[begin DATA FOR THIS EXERCISE]
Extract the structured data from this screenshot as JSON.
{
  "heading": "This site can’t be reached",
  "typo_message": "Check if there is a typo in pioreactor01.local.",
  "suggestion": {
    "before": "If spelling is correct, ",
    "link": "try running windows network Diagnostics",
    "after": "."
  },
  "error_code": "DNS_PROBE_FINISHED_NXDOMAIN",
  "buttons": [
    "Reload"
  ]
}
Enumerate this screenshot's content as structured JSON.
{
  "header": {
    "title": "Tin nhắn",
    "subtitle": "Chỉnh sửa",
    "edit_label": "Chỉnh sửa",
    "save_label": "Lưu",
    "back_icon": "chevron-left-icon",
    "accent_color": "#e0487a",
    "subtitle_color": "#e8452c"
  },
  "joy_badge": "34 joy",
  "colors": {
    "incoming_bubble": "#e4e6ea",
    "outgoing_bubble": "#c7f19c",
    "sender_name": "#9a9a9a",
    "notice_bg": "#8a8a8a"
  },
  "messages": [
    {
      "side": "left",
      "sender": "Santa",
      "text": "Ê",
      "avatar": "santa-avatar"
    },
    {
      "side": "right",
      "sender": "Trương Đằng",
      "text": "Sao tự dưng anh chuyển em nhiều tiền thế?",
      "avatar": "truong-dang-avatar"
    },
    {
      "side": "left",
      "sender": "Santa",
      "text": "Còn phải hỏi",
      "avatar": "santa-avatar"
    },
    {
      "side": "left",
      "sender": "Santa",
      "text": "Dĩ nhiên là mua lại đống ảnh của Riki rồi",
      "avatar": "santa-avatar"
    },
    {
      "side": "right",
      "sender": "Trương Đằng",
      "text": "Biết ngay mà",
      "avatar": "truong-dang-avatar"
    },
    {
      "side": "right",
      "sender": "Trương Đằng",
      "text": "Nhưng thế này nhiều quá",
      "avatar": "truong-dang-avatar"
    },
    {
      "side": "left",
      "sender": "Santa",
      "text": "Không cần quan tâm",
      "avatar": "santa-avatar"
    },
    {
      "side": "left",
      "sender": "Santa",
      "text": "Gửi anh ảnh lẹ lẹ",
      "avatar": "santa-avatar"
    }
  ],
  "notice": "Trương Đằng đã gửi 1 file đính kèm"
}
[end DATA FOR THIS EXERCISE]
INSTRUCTIONS TO FOLLOW:
Transcribe all lines as written.

TASK RESPONSE:
Extract the structured data from this screenshot as JSON.
{
  "heading": "This site can’t be reached",
  "typo_message": "Check if there is a typo in pioreactor01.local.",
  "suggestion": {
    "before": "If spelling is correct, ",
    "link": "try running windows network Diagnostics",
    "after": "."
  },
  "error_code": "DNS_PROBE_FINISHED_NXDOMAIN",
  "buttons": [
    "Reload"
  ]
}
Enumerate this screenshot's content as structured JSON.
{
  "header": {
    "title": "Tin nhắn",
    "subtitle": "Chỉnh sửa",
    "edit_label": "Chỉnh sửa",
    "save_label": "Lưu",
    "back_icon": "chevron-left-icon",
    "accent_color": "#e0487a",
    "subtitle_color": "#e8452c"
  },
  "joy_badge": "34 joy",
  "colors": {
    "incoming_bubble": "#e4e6ea",
    "outgoing_bubble": "#c7f19c",
    "sender_name": "#9a9a9a",
    "notice_bg": "#8a8a8a"
  },
  "messages": [
    {
      "side": "left",
      "sender": "Santa",
      "text": "Ê",
      "avatar": "santa-avatar"
    },
    {
      "side": "right",
      "sender": "Trương Đằng",
      "text": "Sao tự dưng anh chuyển em nhiều tiền thế?",
      "avatar": "truong-dang-avatar"
    },
    {
      "side": "left",
      "sender": "Santa",
      "text": "Còn phải hỏi",
      "avatar": "santa-avatar"
    },
    {
      "side": "left",
      "sender": "Santa",
      "text": "Dĩ nhiên là mua lại đống ảnh của Riki rồi",
      "avatar": "santa-avatar"
    },
    {
      "side": "right",
      "sender": "Trương Đằng",
      "text": "Biết ngay mà",
      "avatar": "truong-dang-avatar"
    },
    {
      "side": "right",
      "sender": "Trương Đằng",
      "text": "Nhưng thế này nhiều quá",
      "avatar": "truong-dang-avatar"
    },
    {
      "side": "left",
      "sender": "Santa",
      "text": "Không cần quan tâm",
      "avatar": "santa-avatar"
    },
    {
      "side": "left",
      "sender": "Santa",
      "text": "Gửi anh ảnh lẹ lẹ",
      "avatar": "santa-avatar"
    }
  ],
  "notice": "Trương Đằng đã gửi 1 file đính kèm"
}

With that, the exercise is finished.